[Data records]
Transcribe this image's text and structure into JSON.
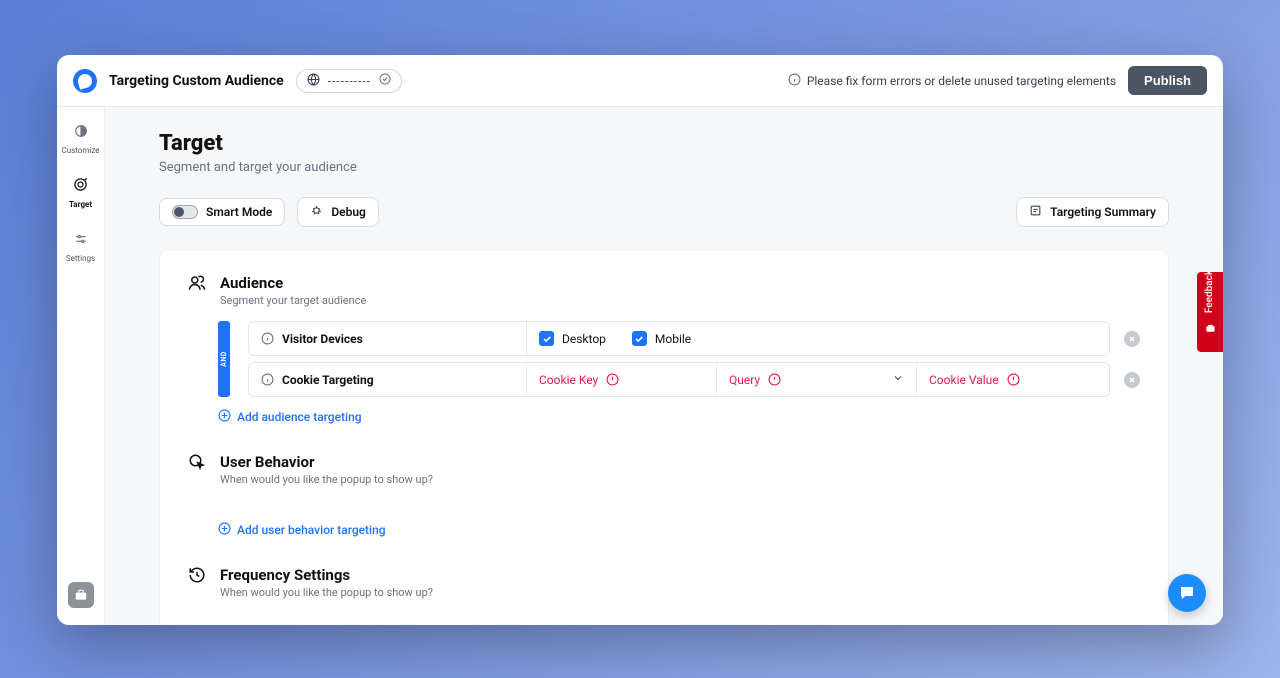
{
  "header": {
    "title": "Targeting Custom Audience",
    "pill_dashes": "----------",
    "warning": "Please fix form errors or delete unused targeting elements",
    "publish": "Publish"
  },
  "sidebar": {
    "items": [
      {
        "label": "Customize"
      },
      {
        "label": "Target"
      },
      {
        "label": "Settings"
      }
    ]
  },
  "page": {
    "title": "Target",
    "sub": "Segment and target your audience"
  },
  "toolbar": {
    "smart": "Smart Mode",
    "debug": "Debug",
    "summary": "Targeting Summary"
  },
  "audience": {
    "title": "Audience",
    "sub": "Segment your target audience",
    "and": "AND",
    "row1": {
      "label": "Visitor Devices",
      "opt1": "Desktop",
      "opt2": "Mobile"
    },
    "row2": {
      "label": "Cookie Targeting",
      "key": "Cookie Key",
      "query": "Query",
      "value": "Cookie Value"
    },
    "add": "Add audience targeting"
  },
  "behavior": {
    "title": "User Behavior",
    "sub": "When would you like the popup to show up?",
    "add": "Add user behavior targeting"
  },
  "frequency": {
    "title": "Frequency Settings",
    "sub": "When would you like the popup to show up?"
  },
  "feedback": "Feedback"
}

* _Task description_: Pictures don't belong in the copy. Transcribe every record exactly as it appears.

* _Right answer_:
Transcribe this image's text and structure into JSON.
{
  "header": {
    "title": "Targeting Custom Audience",
    "pill_dashes": "----------",
    "warning": "Please fix form errors or delete unused targeting elements",
    "publish": "Publish"
  },
  "sidebar": {
    "items": [
      {
        "label": "Customize"
      },
      {
        "label": "Target"
      },
      {
        "label": "Settings"
      }
    ]
  },
  "page": {
    "title": "Target",
    "sub": "Segment and target your audience"
  },
  "toolbar": {
    "smart": "Smart Mode",
    "debug": "Debug",
    "summary": "Targeting Summary"
  },
  "audience": {
    "title": "Audience",
    "sub": "Segment your target audience",
    "and": "AND",
    "row1": {
      "label": "Visitor Devices",
      "opt1": "Desktop",
      "opt2": "Mobile"
    },
    "row2": {
      "label": "Cookie Targeting",
      "key": "Cookie Key",
      "query": "Query",
      "value": "Cookie Value"
    },
    "add": "Add audience targeting"
  },
  "behavior": {
    "title": "User Behavior",
    "sub": "When would you like the popup to show up?",
    "add": "Add user behavior targeting"
  },
  "frequency": {
    "title": "Frequency Settings",
    "sub": "When would you like the popup to show up?"
  },
  "feedback": "Feedback"
}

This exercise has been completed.